[Saved data entries]
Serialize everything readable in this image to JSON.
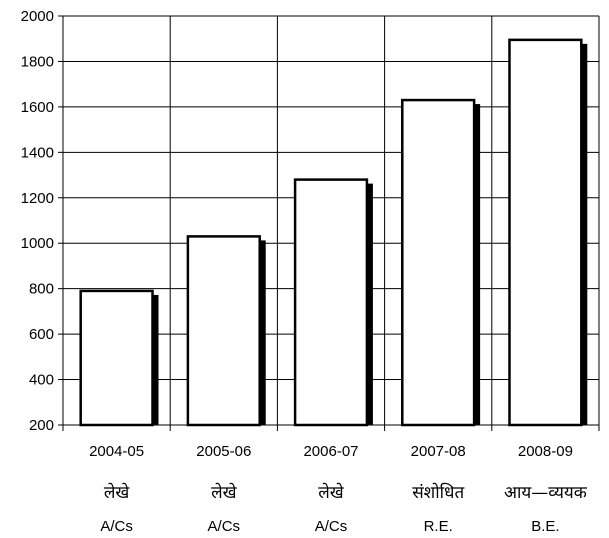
{
  "chart_data": {
    "type": "bar",
    "categories": [
      "2004-05",
      "2005-06",
      "2006-07",
      "2007-08",
      "2008-09"
    ],
    "category_labels_hindi": [
      "लेखे",
      "लेखे",
      "लेखे",
      "संशोधित",
      "आय—व्ययक"
    ],
    "category_labels_english": [
      "A/Cs",
      "A/Cs",
      "A/Cs",
      "R.E.",
      "B.E."
    ],
    "values": [
      790,
      1030,
      1280,
      1630,
      1895
    ],
    "ylim": [
      200,
      2000
    ],
    "yticks": [
      200,
      400,
      600,
      800,
      1000,
      1200,
      1400,
      1600,
      1800,
      2000
    ],
    "grid": true,
    "title": "",
    "xlabel": "",
    "ylabel": ""
  }
}
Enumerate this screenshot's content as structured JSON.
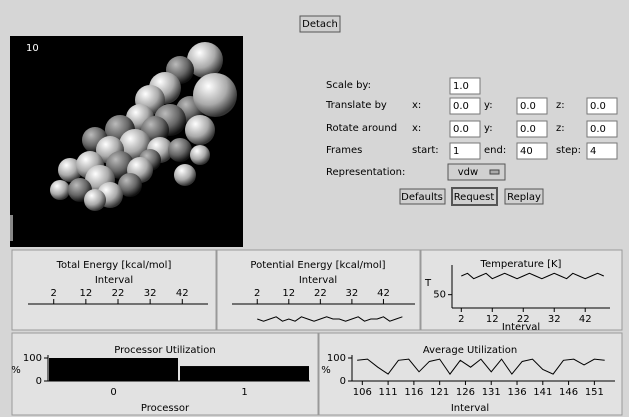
{
  "toolbar": {
    "detach": "Detach"
  },
  "viewer": {
    "frame_label": "10"
  },
  "controls": {
    "scale": {
      "label": "Scale by:",
      "value": "1.0"
    },
    "translate": {
      "label": "Translate by",
      "x_label": "x:",
      "x": "0.0",
      "y_label": "y:",
      "y": "0.0",
      "z_label": "z:",
      "z": "0.0"
    },
    "rotate": {
      "label": "Rotate around",
      "x_label": "x:",
      "x": "0.0",
      "y_label": "y:",
      "y": "0.0",
      "z_label": "z:",
      "z": "0.0"
    },
    "frames": {
      "label": "Frames",
      "start_label": "start:",
      "start": "1",
      "end_label": "end:",
      "end": "40",
      "step_label": "step:",
      "step": "4"
    },
    "representation": {
      "label": "Representation:",
      "value": "vdw"
    },
    "buttons": [
      "Defaults",
      "Request",
      "Replay"
    ]
  },
  "charts": [
    {
      "type": "line",
      "title": "Total Energy [kcal/mol]",
      "x_label": "Interval",
      "xlim": [
        -6,
        50
      ],
      "xticks": [
        2,
        12,
        22,
        32,
        42
      ],
      "color": "#000000"
    },
    {
      "type": "line",
      "title": "Potential Energy [kcal/mol]",
      "x_label": "Interval",
      "xlim": [
        -6,
        52
      ],
      "xticks": [
        2,
        12,
        22,
        32,
        42
      ],
      "ylim": [
        0,
        10
      ],
      "color": "#000000",
      "x": [
        2,
        4,
        6,
        8,
        10,
        12,
        14,
        16,
        18,
        20,
        22,
        24,
        26,
        28,
        30,
        32,
        34,
        36,
        38,
        40,
        42,
        44,
        46,
        48
      ],
      "values": [
        5,
        4,
        5,
        6,
        4,
        5,
        4,
        6,
        5,
        4,
        5,
        6,
        5,
        5,
        4,
        5,
        6,
        4,
        5,
        5,
        6,
        4,
        5,
        6
      ]
    },
    {
      "type": "line",
      "title": "Temperature [K]",
      "x_label": "Interval",
      "y_label": "T",
      "xlim": [
        -1,
        50
      ],
      "xticks": [
        2,
        12,
        22,
        32,
        42
      ],
      "ylim": [
        45,
        60
      ],
      "yticks": [
        50
      ],
      "color": "#000000",
      "x": [
        2,
        4,
        6,
        8,
        10,
        12,
        14,
        16,
        18,
        20,
        22,
        24,
        26,
        28,
        30,
        32,
        34,
        36,
        38,
        40,
        42,
        44,
        46,
        48
      ],
      "values": [
        57,
        58,
        56,
        57,
        58,
        56,
        57,
        58,
        57,
        56,
        57,
        58,
        57,
        56,
        57,
        58,
        57,
        56,
        58,
        57,
        56,
        57,
        58,
        57
      ]
    },
    {
      "type": "bar",
      "title": "Processor Utilization",
      "x_label": "Processor",
      "y_label": "%",
      "categories": [
        "0",
        "1"
      ],
      "values": [
        100,
        65
      ],
      "ylim": [
        0,
        100
      ],
      "yticks": [
        0,
        100
      ],
      "color": "#000000"
    },
    {
      "type": "line",
      "title": "Average Utilization",
      "x_label": "Interval",
      "y_label": "%",
      "xlim": [
        104,
        155
      ],
      "xticks": [
        106,
        111,
        116,
        121,
        126,
        131,
        136,
        141,
        146,
        151
      ],
      "ylim": [
        0,
        100
      ],
      "yticks": [
        0,
        100
      ],
      "color": "#000000",
      "x": [
        105,
        107,
        109,
        111,
        113,
        115,
        117,
        119,
        121,
        123,
        125,
        127,
        129,
        131,
        133,
        135,
        137,
        139,
        141,
        143,
        145,
        147,
        149,
        151,
        153
      ],
      "values": [
        90,
        95,
        60,
        30,
        90,
        95,
        40,
        85,
        95,
        30,
        90,
        60,
        95,
        40,
        95,
        30,
        85,
        95,
        50,
        30,
        90,
        95,
        70,
        95,
        90
      ]
    }
  ]
}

-- WHAT THIS TASK INVOLVES --
Reproduce every line above as written, skipping pictures.

-- THE REPLY --
Serialize everything readable in this image to JSON.
{
  "chart_data": {
    "type": "bar",
    "categories": [
      "2004-05",
      "2005-06",
      "2006-07",
      "2007-08",
      "2008-09"
    ],
    "category_labels_hindi": [
      "लेखे",
      "लेखे",
      "लेखे",
      "संशोधित",
      "आय—व्ययक"
    ],
    "category_labels_english": [
      "A/Cs",
      "A/Cs",
      "A/Cs",
      "R.E.",
      "B.E."
    ],
    "values": [
      790,
      1030,
      1280,
      1630,
      1895
    ],
    "ylim": [
      200,
      2000
    ],
    "yticks": [
      200,
      400,
      600,
      800,
      1000,
      1200,
      1400,
      1600,
      1800,
      2000
    ],
    "grid": true,
    "title": "",
    "xlabel": "",
    "ylabel": ""
  }
}
Enumerate this screenshot's content as structured JSON.
{
  "toolbar": {
    "detach": "Detach"
  },
  "viewer": {
    "frame_label": "10"
  },
  "controls": {
    "scale": {
      "label": "Scale by:",
      "value": "1.0"
    },
    "translate": {
      "label": "Translate by",
      "x_label": "x:",
      "x": "0.0",
      "y_label": "y:",
      "y": "0.0",
      "z_label": "z:",
      "z": "0.0"
    },
    "rotate": {
      "label": "Rotate around",
      "x_label": "x:",
      "x": "0.0",
      "y_label": "y:",
      "y": "0.0",
      "z_label": "z:",
      "z": "0.0"
    },
    "frames": {
      "label": "Frames",
      "start_label": "start:",
      "start": "1",
      "end_label": "end:",
      "end": "40",
      "step_label": "step:",
      "step": "4"
    },
    "representation": {
      "label": "Representation:",
      "value": "vdw"
    },
    "buttons": [
      "Defaults",
      "Request",
      "Replay"
    ]
  },
  "charts": [
    {
      "type": "line",
      "title": "Total Energy [kcal/mol]",
      "x_label": "Interval",
      "xlim": [
        -6,
        50
      ],
      "xticks": [
        2,
        12,
        22,
        32,
        42
      ],
      "color": "#000000"
    },
    {
      "type": "line",
      "title": "Potential Energy [kcal/mol]",
      "x_label": "Interval",
      "xlim": [
        -6,
        52
      ],
      "xticks": [
        2,
        12,
        22,
        32,
        42
      ],
      "ylim": [
        0,
        10
      ],
      "color": "#000000",
      "x": [
        2,
        4,
        6,
        8,
        10,
        12,
        14,
        16,
        18,
        20,
        22,
        24,
        26,
        28,
        30,
        32,
        34,
        36,
        38,
        40,
        42,
        44,
        46,
        48
      ],
      "values": [
        5,
        4,
        5,
        6,
        4,
        5,
        4,
        6,
        5,
        4,
        5,
        6,
        5,
        5,
        4,
        5,
        6,
        4,
        5,
        5,
        6,
        4,
        5,
        6
      ]
    },
    {
      "type": "line",
      "title": "Temperature [K]",
      "x_label": "Interval",
      "y_label": "T",
      "xlim": [
        -1,
        50
      ],
      "xticks": [
        2,
        12,
        22,
        32,
        42
      ],
      "ylim": [
        45,
        60
      ],
      "yticks": [
        50
      ],
      "color": "#000000",
      "x": [
        2,
        4,
        6,
        8,
        10,
        12,
        14,
        16,
        18,
        20,
        22,
        24,
        26,
        28,
        30,
        32,
        34,
        36,
        38,
        40,
        42,
        44,
        46,
        48
      ],
      "values": [
        57,
        58,
        56,
        57,
        58,
        56,
        57,
        58,
        57,
        56,
        57,
        58,
        57,
        56,
        57,
        58,
        57,
        56,
        58,
        57,
        56,
        57,
        58,
        57
      ]
    },
    {
      "type": "bar",
      "title": "Processor Utilization",
      "x_label": "Processor",
      "y_label": "%",
      "categories": [
        "0",
        "1"
      ],
      "values": [
        100,
        65
      ],
      "ylim": [
        0,
        100
      ],
      "yticks": [
        0,
        100
      ],
      "color": "#000000"
    },
    {
      "type": "line",
      "title": "Average Utilization",
      "x_label": "Interval",
      "y_label": "%",
      "xlim": [
        104,
        155
      ],
      "xticks": [
        106,
        111,
        116,
        121,
        126,
        131,
        136,
        141,
        146,
        151
      ],
      "ylim": [
        0,
        100
      ],
      "yticks": [
        0,
        100
      ],
      "color": "#000000",
      "x": [
        105,
        107,
        109,
        111,
        113,
        115,
        117,
        119,
        121,
        123,
        125,
        127,
        129,
        131,
        133,
        135,
        137,
        139,
        141,
        143,
        145,
        147,
        149,
        151,
        153
      ],
      "values": [
        90,
        95,
        60,
        30,
        90,
        95,
        40,
        85,
        95,
        30,
        90,
        60,
        95,
        40,
        95,
        30,
        85,
        95,
        50,
        30,
        90,
        95,
        70,
        95,
        90
      ]
    }
  ]
}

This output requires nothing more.